>> begin

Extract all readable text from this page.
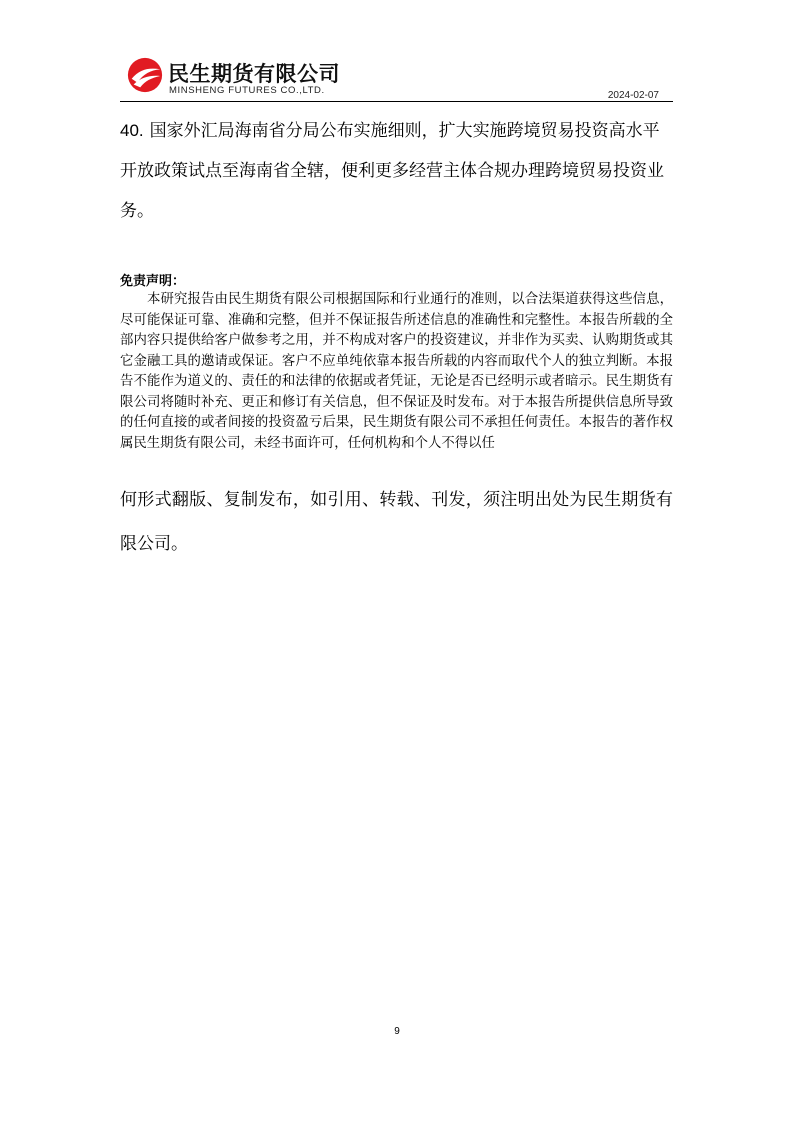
民生期货有限公司
MINSHENG FUTURES CO.,LTD.	2024-02-07
40. 国家外汇局海南省分局公布实施细则，扩大实施跨境贸易投资高水平开放政策试点至海南省全辖，便利更多经营主体合规办理跨境贸易投资业务。
免责声明：
本研究报告由民生期货有限公司根据国际和行业通行的准则，以合法渠道获得这些信息，尽可能保证可靠、准确和完整，但并不保证报告所述信息的准确性和完整性。本报告所载的全部内容只提供给客户做参考之用，并不构成对客户的投资建议，并非作为买卖、认购期货或其它金融工具的邀请或保证。客户不应单纯依靠本报告所载的内容而取代个人的独立判断。本报告不能作为道义的、责任的和法律的依据或者凭证，无论是否已经明示或者暗示。民生期货有限公司将随时补充、更正和修订有关信息，但不保证及时发布。对于本报告所提供信息所导致的任何直接的或者间接的投资盈亏后果，民生期货有限公司不承担任何责任。本报告的著作权属民生期货有限公司，未经书面许可，任何机构和个人不得以任
何形式翻版、复制发布，如引用、转载、刊发，须注明出处为民生期货有限公司。
9
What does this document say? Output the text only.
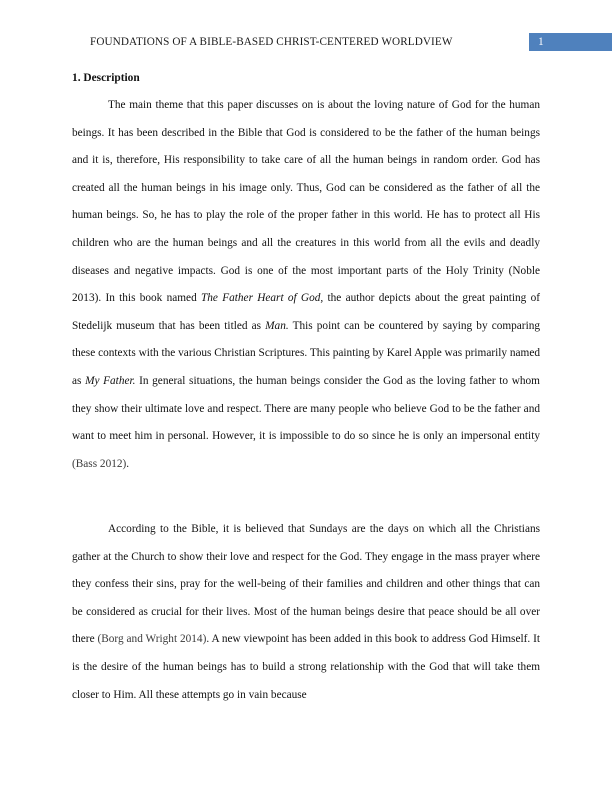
FOUNDATIONS OF A BIBLE-BASED CHRIST-CENTERED WORLDVIEW	1
1. Description

The main theme that this paper discusses on is about the loving nature of God for the human beings. It has been described in the Bible that God is considered to be the father of the human beings and it is, therefore, His responsibility to take care of all the human beings in random order. God has created all the human beings in his image only. Thus, God can be considered as the father of all the human beings. So, he has to play the role of the proper father in this world. He has to protect all His children who are the human beings and all the creatures in this world from all the evils and deadly diseases and negative impacts. God is one of the most important parts of the Holy Trinity (Noble 2013). In this book named The Father Heart of God, the author depicts about the great painting of Stedelijk museum that has been titled as Man. This point can be countered by saying by comparing these contexts with the various Christian Scriptures. This painting by Karel Apple was primarily named as My Father. In general situations, the human beings consider the God as the loving father to whom they show their ultimate love and respect. There are many people who believe God to be the father and want to meet him in personal. However, it is impossible to do so since he is only an impersonal entity (Bass 2012).

According to the Bible, it is believed that Sundays are the days on which all the Christians gather at the Church to show their love and respect for the God. They engage in the mass prayer where they confess their sins, pray for the well-being of their families and children and other things that can be considered as crucial for their lives. Most of the human beings desire that peace should be all over there (Borg and Wright 2014). A new viewpoint has been added in this book to address God Himself. It is the desire of the human beings has to build a strong relationship with the God that will take them closer to Him. All these attempts go in vain because
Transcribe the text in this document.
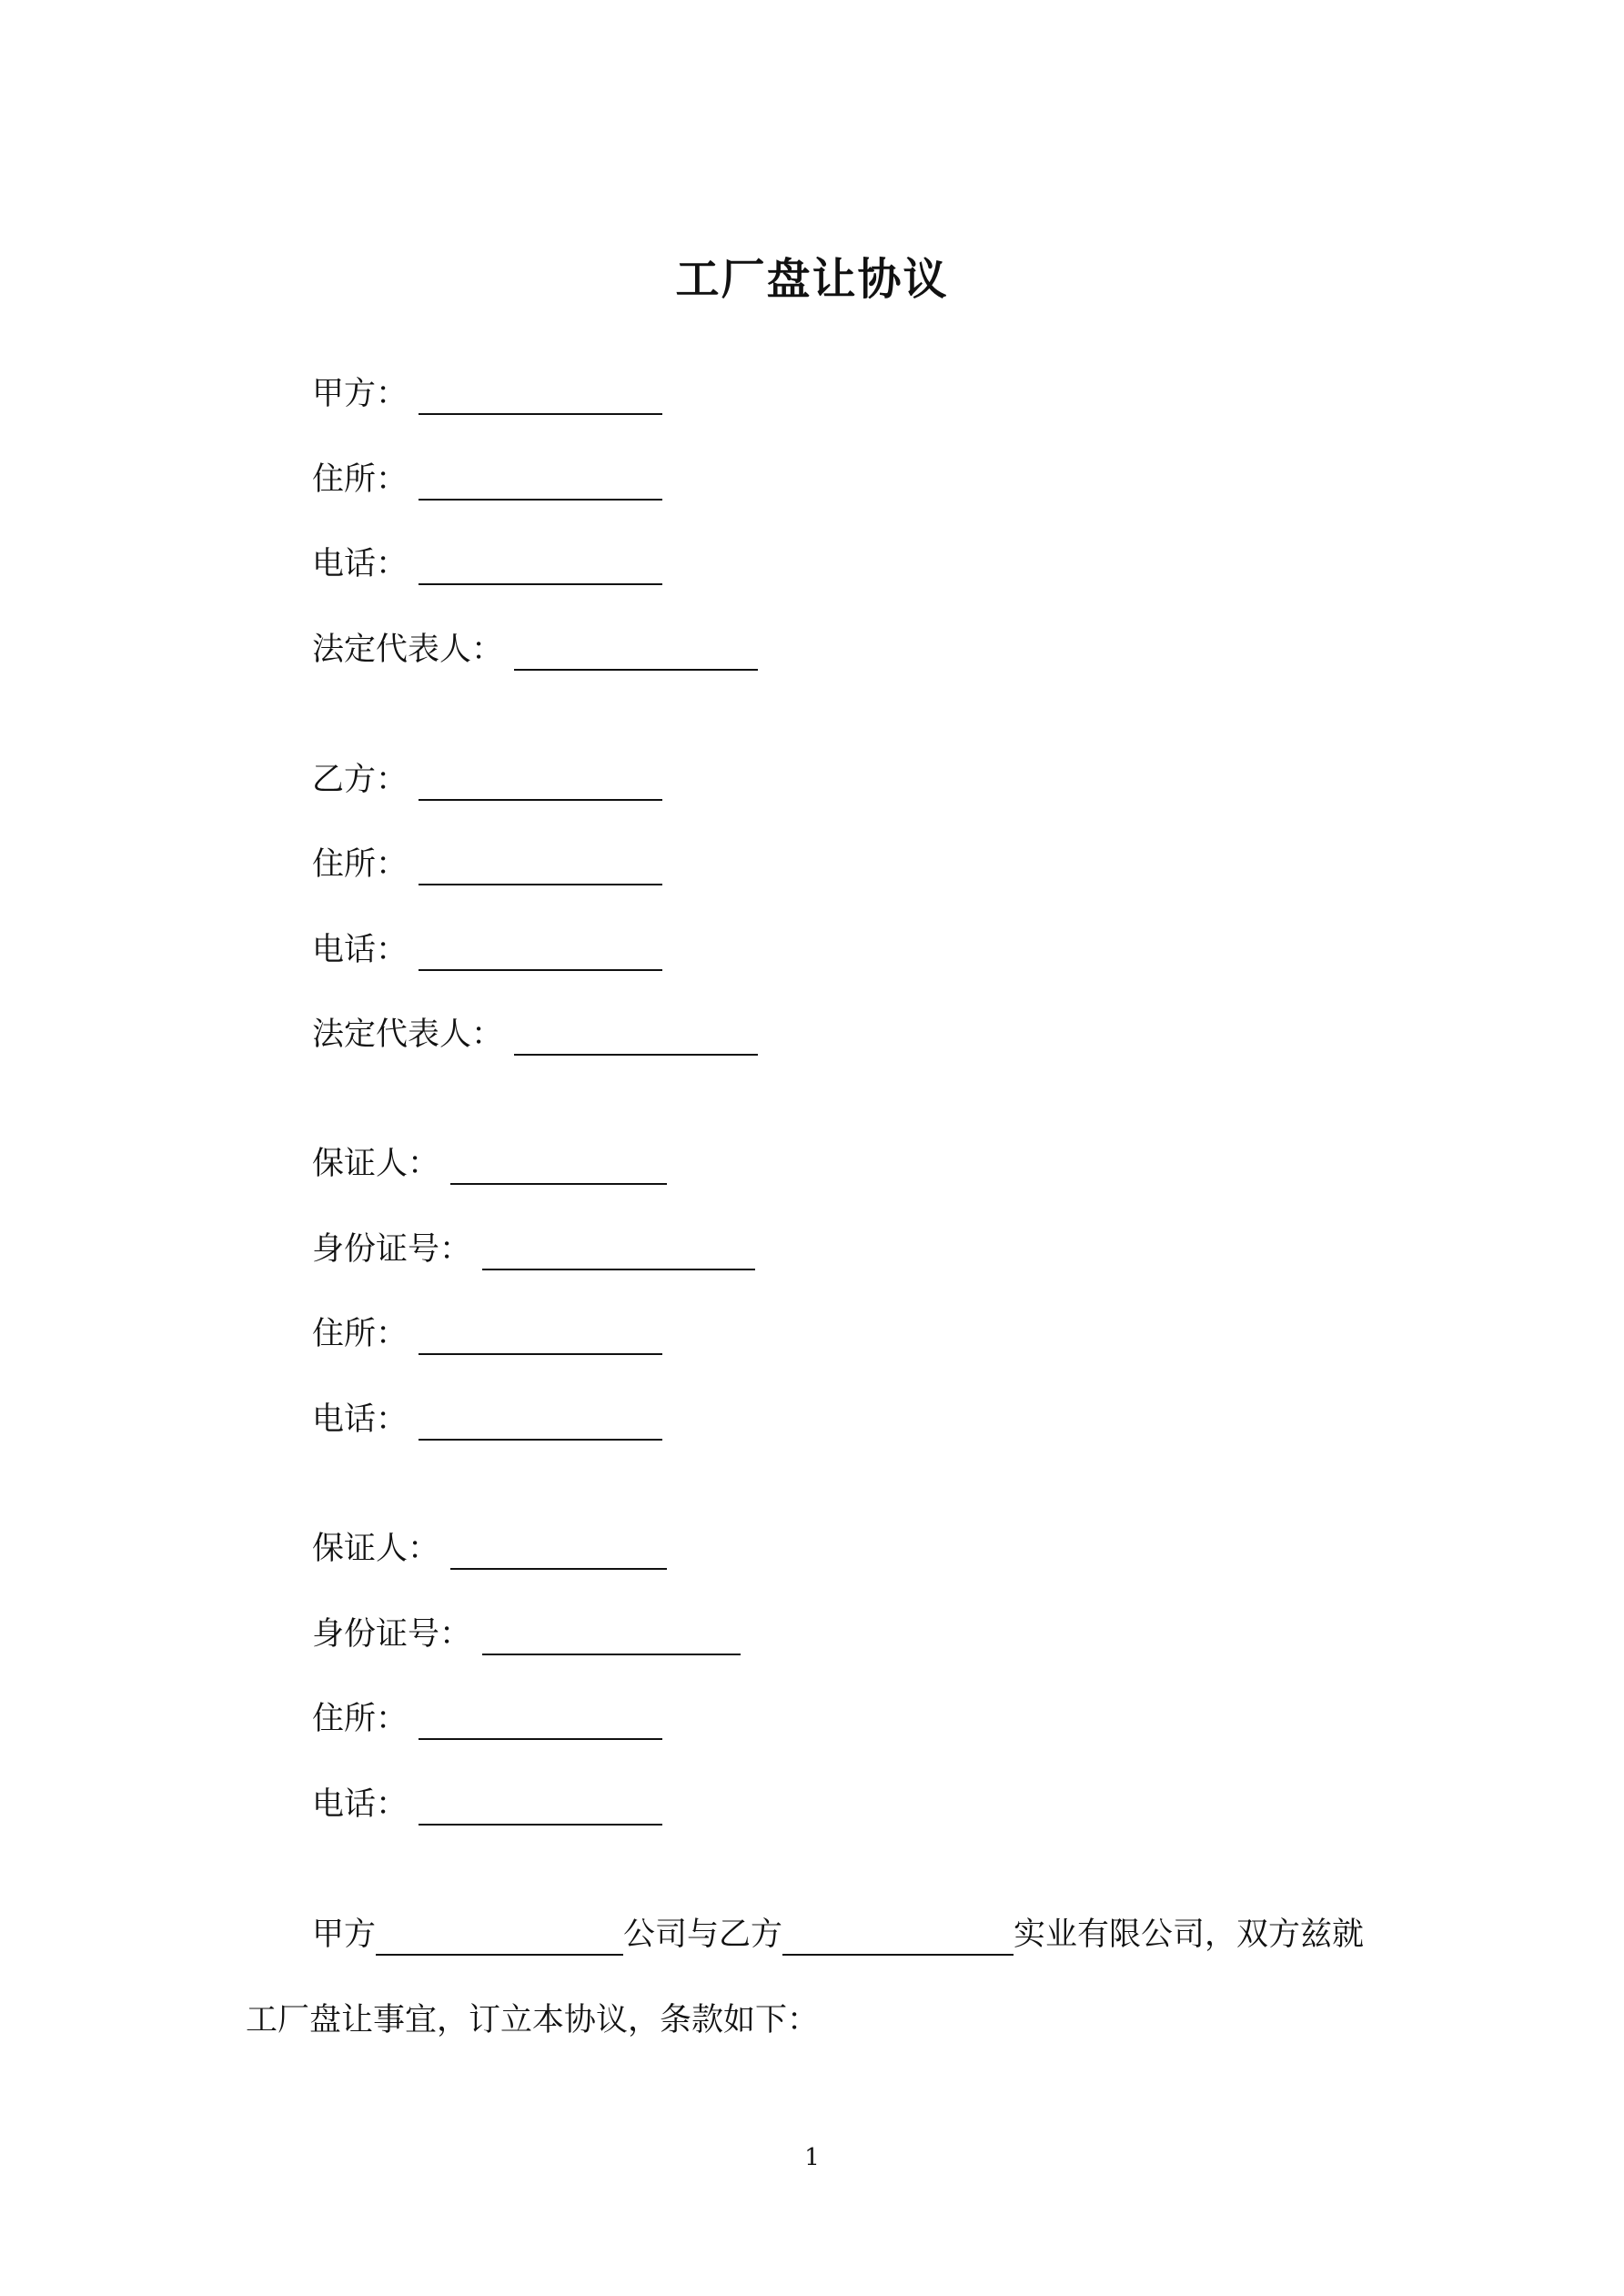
工厂盘让协议
甲方：
住所：
电话：
法定代表人：
乙方：
住所：
电话：
法定代表人：
保证人：
身份证号：
住所：
电话：
保证人：
身份证号：
住所：
电话：
甲方	公司与乙方	实业有限公司，双方兹就
工厂盘让事宜，订立本协议，条款如下：
1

>> end

__WHAT TO DO__:
Exactly repeat every line from the line that includes "Transcribe the text in this document." to the end of the listing, and nothing else, leaving pictures out.

__SOLVED EXERCISE__:
Transcribe the text in this document.
工厂盘让协议
甲方：
住所：
电话：
法定代表人：
乙方：
住所：
电话：
法定代表人：
保证人：
身份证号：
住所：
电话：
保证人：
身份证号：
住所：
电话：
甲方	公司与乙方	实业有限公司，双方兹就
工厂盘让事宜，订立本协议，条款如下：
1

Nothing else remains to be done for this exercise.